#### [Given instruction]
Return each line of the material verbatim.

Dataset excerpt
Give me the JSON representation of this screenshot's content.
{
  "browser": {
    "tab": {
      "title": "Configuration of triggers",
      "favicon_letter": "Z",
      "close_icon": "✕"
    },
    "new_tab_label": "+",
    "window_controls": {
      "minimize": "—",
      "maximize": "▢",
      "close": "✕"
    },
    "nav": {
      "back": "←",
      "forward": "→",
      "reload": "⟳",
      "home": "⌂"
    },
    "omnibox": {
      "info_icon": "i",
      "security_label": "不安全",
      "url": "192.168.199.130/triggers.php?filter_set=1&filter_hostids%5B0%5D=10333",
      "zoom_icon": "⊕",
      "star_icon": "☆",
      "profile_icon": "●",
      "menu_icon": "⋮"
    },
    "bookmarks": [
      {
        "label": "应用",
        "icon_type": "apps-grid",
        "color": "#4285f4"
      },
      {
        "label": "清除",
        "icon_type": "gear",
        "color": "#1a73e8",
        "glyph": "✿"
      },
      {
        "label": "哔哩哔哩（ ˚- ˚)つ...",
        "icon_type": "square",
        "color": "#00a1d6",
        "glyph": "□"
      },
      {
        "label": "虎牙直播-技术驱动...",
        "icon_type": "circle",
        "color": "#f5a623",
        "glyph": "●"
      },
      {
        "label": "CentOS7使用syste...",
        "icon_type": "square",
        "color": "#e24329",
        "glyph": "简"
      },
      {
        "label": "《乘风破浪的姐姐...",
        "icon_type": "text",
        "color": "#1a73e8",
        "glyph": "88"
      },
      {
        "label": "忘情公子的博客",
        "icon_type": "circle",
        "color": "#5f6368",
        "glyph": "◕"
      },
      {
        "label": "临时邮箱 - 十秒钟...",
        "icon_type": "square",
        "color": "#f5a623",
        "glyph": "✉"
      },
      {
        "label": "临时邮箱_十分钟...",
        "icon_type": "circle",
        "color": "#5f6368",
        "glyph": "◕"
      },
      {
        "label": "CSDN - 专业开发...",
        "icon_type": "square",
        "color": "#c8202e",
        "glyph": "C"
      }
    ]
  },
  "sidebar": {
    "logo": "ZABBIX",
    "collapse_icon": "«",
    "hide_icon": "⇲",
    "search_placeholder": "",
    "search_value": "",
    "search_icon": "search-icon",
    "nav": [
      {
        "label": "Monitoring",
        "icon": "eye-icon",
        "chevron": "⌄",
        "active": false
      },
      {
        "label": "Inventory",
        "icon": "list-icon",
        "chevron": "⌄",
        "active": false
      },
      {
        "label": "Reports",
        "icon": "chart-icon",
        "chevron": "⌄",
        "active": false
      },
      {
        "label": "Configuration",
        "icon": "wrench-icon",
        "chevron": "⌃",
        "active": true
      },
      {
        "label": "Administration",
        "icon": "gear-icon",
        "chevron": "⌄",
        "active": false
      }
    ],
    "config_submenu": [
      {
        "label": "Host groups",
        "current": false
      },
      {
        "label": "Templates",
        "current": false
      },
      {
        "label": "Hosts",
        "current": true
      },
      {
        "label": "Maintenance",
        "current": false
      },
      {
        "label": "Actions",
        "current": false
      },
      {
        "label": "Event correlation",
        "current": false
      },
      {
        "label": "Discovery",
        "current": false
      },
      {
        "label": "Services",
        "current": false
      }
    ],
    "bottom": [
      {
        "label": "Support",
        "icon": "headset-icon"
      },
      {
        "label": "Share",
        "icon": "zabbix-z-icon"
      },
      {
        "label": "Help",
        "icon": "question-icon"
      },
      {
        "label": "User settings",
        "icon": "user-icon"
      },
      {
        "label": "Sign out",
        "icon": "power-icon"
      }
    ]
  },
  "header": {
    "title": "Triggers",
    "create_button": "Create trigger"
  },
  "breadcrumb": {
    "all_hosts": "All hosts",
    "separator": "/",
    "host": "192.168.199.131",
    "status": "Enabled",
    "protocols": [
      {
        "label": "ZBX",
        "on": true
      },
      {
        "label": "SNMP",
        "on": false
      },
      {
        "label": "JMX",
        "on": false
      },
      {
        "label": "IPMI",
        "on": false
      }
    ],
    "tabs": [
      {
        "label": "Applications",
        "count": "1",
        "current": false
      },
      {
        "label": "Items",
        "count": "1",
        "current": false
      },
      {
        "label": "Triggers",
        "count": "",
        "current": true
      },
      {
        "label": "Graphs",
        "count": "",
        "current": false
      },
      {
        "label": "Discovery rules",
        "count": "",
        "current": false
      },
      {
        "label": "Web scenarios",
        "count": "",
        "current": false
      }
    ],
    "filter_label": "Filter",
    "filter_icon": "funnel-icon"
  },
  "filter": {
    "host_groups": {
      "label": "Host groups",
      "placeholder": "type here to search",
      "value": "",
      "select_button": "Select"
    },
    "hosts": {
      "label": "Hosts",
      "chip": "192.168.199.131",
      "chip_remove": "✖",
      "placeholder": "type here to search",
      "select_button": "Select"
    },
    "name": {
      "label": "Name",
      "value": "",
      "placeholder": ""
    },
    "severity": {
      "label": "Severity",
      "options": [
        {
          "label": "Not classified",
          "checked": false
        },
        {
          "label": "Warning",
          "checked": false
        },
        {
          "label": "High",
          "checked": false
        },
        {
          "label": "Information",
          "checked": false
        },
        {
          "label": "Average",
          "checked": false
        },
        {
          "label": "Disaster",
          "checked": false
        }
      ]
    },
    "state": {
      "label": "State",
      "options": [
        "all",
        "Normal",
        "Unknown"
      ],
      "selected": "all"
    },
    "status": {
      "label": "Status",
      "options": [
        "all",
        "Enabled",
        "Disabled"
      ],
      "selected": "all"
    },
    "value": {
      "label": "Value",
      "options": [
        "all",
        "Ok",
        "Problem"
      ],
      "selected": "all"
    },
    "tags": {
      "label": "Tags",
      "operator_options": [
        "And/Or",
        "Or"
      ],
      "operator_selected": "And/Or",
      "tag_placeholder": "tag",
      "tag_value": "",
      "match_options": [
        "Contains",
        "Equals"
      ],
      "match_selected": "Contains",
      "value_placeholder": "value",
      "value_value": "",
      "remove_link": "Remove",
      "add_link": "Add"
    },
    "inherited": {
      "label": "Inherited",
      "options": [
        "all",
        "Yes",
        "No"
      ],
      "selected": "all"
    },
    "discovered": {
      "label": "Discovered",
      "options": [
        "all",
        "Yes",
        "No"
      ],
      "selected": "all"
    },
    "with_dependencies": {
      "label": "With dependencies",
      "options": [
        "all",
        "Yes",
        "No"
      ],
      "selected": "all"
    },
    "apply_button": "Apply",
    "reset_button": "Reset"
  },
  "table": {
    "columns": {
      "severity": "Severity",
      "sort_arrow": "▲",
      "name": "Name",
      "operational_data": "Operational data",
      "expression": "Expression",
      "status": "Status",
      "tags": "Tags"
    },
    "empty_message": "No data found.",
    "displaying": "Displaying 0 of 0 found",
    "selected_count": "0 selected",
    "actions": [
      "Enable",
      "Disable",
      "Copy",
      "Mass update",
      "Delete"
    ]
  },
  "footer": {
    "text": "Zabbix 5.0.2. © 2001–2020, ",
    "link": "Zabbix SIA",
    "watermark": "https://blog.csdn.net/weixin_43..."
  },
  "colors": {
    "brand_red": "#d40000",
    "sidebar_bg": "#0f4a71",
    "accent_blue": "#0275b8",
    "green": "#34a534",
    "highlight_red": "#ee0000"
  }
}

#### [Reply to the exercise]
Give me the JSON representation of this screenshot's content.
{
  "browser": {
    "tab": {
      "title": "Configuration of triggers",
      "favicon_letter": "Z",
      "close_icon": "✕"
    },
    "new_tab_label": "+",
    "window_controls": {
      "minimize": "—",
      "maximize": "▢",
      "close": "✕"
    },
    "nav": {
      "back": "←",
      "forward": "→",
      "reload": "⟳",
      "home": "⌂"
    },
    "omnibox": {
      "info_icon": "i",
      "security_label": "不安全",
      "url": "192.168.199.130/triggers.php?filter_set=1&filter_hostids%5B0%5D=10333",
      "zoom_icon": "⊕",
      "star_icon": "☆",
      "profile_icon": "●",
      "menu_icon": "⋮"
    },
    "bookmarks": [
      {
        "label": "应用",
        "icon_type": "apps-grid",
        "color": "#4285f4"
      },
      {
        "label": "清除",
        "icon_type": "gear",
        "color": "#1a73e8",
        "glyph": "✿"
      },
      {
        "label": "哔哩哔哩（ ˚- ˚)つ...",
        "icon_type": "square",
        "color": "#00a1d6",
        "glyph": "□"
      },
      {
        "label": "虎牙直播-技术驱动...",
        "icon_type": "circle",
        "color": "#f5a623",
        "glyph": "●"
      },
      {
        "label": "CentOS7使用syste...",
        "icon_type": "square",
        "color": "#e24329",
        "glyph": "简"
      },
      {
        "label": "《乘风破浪的姐姐...",
        "icon_type": "text",
        "color": "#1a73e8",
        "glyph": "88"
      },
      {
        "label": "忘情公子的博客",
        "icon_type": "circle",
        "color": "#5f6368",
        "glyph": "◕"
      },
      {
        "label": "临时邮箱 - 十秒钟...",
        "icon_type": "square",
        "color": "#f5a623",
        "glyph": "✉"
      },
      {
        "label": "临时邮箱_十分钟...",
        "icon_type": "circle",
        "color": "#5f6368",
        "glyph": "◕"
      },
      {
        "label": "CSDN - 专业开发...",
        "icon_type": "square",
        "color": "#c8202e",
        "glyph": "C"
      }
    ]
  },
  "sidebar": {
    "logo": "ZABBIX",
    "collapse_icon": "«",
    "hide_icon": "⇲",
    "search_placeholder": "",
    "search_value": "",
    "search_icon": "search-icon",
    "nav": [
      {
        "label": "Monitoring",
        "icon": "eye-icon",
        "chevron": "⌄",
        "active": false
      },
      {
        "label": "Inventory",
        "icon": "list-icon",
        "chevron": "⌄",
        "active": false
      },
      {
        "label": "Reports",
        "icon": "chart-icon",
        "chevron": "⌄",
        "active": false
      },
      {
        "label": "Configuration",
        "icon": "wrench-icon",
        "chevron": "⌃",
        "active": true
      },
      {
        "label": "Administration",
        "icon": "gear-icon",
        "chevron": "⌄",
        "active": false
      }
    ],
    "config_submenu": [
      {
        "label": "Host groups",
        "current": false
      },
      {
        "label": "Templates",
        "current": false
      },
      {
        "label": "Hosts",
        "current": true
      },
      {
        "label": "Maintenance",
        "current": false
      },
      {
        "label": "Actions",
        "current": false
      },
      {
        "label": "Event correlation",
        "current": false
      },
      {
        "label": "Discovery",
        "current": false
      },
      {
        "label": "Services",
        "current": false
      }
    ],
    "bottom": [
      {
        "label": "Support",
        "icon": "headset-icon"
      },
      {
        "label": "Share",
        "icon": "zabbix-z-icon"
      },
      {
        "label": "Help",
        "icon": "question-icon"
      },
      {
        "label": "User settings",
        "icon": "user-icon"
      },
      {
        "label": "Sign out",
        "icon": "power-icon"
      }
    ]
  },
  "header": {
    "title": "Triggers",
    "create_button": "Create trigger"
  },
  "breadcrumb": {
    "all_hosts": "All hosts",
    "separator": "/",
    "host": "192.168.199.131",
    "status": "Enabled",
    "protocols": [
      {
        "label": "ZBX",
        "on": true
      },
      {
        "label": "SNMP",
        "on": false
      },
      {
        "label": "JMX",
        "on": false
      },
      {
        "label": "IPMI",
        "on": false
      }
    ],
    "tabs": [
      {
        "label": "Applications",
        "count": "1",
        "current": false
      },
      {
        "label": "Items",
        "count": "1",
        "current": false
      },
      {
        "label": "Triggers",
        "count": "",
        "current": true
      },
      {
        "label": "Graphs",
        "count": "",
        "current": false
      },
      {
        "label": "Discovery rules",
        "count": "",
        "current": false
      },
      {
        "label": "Web scenarios",
        "count": "",
        "current": false
      }
    ],
    "filter_label": "Filter",
    "filter_icon": "funnel-icon"
  },
  "filter": {
    "host_groups": {
      "label": "Host groups",
      "placeholder": "type here to search",
      "value": "",
      "select_button": "Select"
    },
    "hosts": {
      "label": "Hosts",
      "chip": "192.168.199.131",
      "chip_remove": "✖",
      "placeholder": "type here to search",
      "select_button": "Select"
    },
    "name": {
      "label": "Name",
      "value": "",
      "placeholder": ""
    },
    "severity": {
      "label": "Severity",
      "options": [
        {
          "label": "Not classified",
          "checked": false
        },
        {
          "label": "Warning",
          "checked": false
        },
        {
          "label": "High",
          "checked": false
        },
        {
          "label": "Information",
          "checked": false
        },
        {
          "label": "Average",
          "checked": false
        },
        {
          "label": "Disaster",
          "checked": false
        }
      ]
    },
    "state": {
      "label": "State",
      "options": [
        "all",
        "Normal",
        "Unknown"
      ],
      "selected": "all"
    },
    "status": {
      "label": "Status",
      "options": [
        "all",
        "Enabled",
        "Disabled"
      ],
      "selected": "all"
    },
    "value": {
      "label": "Value",
      "options": [
        "all",
        "Ok",
        "Problem"
      ],
      "selected": "all"
    },
    "tags": {
      "label": "Tags",
      "operator_options": [
        "And/Or",
        "Or"
      ],
      "operator_selected": "And/Or",
      "tag_placeholder": "tag",
      "tag_value": "",
      "match_options": [
        "Contains",
        "Equals"
      ],
      "match_selected": "Contains",
      "value_placeholder": "value",
      "value_value": "",
      "remove_link": "Remove",
      "add_link": "Add"
    },
    "inherited": {
      "label": "Inherited",
      "options": [
        "all",
        "Yes",
        "No"
      ],
      "selected": "all"
    },
    "discovered": {
      "label": "Discovered",
      "options": [
        "all",
        "Yes",
        "No"
      ],
      "selected": "all"
    },
    "with_dependencies": {
      "label": "With dependencies",
      "options": [
        "all",
        "Yes",
        "No"
      ],
      "selected": "all"
    },
    "apply_button": "Apply",
    "reset_button": "Reset"
  },
  "table": {
    "columns": {
      "severity": "Severity",
      "sort_arrow": "▲",
      "name": "Name",
      "operational_data": "Operational data",
      "expression": "Expression",
      "status": "Status",
      "tags": "Tags"
    },
    "empty_message": "No data found.",
    "displaying": "Displaying 0 of 0 found",
    "selected_count": "0 selected",
    "actions": [
      "Enable",
      "Disable",
      "Copy",
      "Mass update",
      "Delete"
    ]
  },
  "footer": {
    "text": "Zabbix 5.0.2. © 2001–2020, ",
    "link": "Zabbix SIA",
    "watermark": "https://blog.csdn.net/weixin_43..."
  },
  "colors": {
    "brand_red": "#d40000",
    "sidebar_bg": "#0f4a71",
    "accent_blue": "#0275b8",
    "green": "#34a534",
    "highlight_red": "#ee0000"
  }
}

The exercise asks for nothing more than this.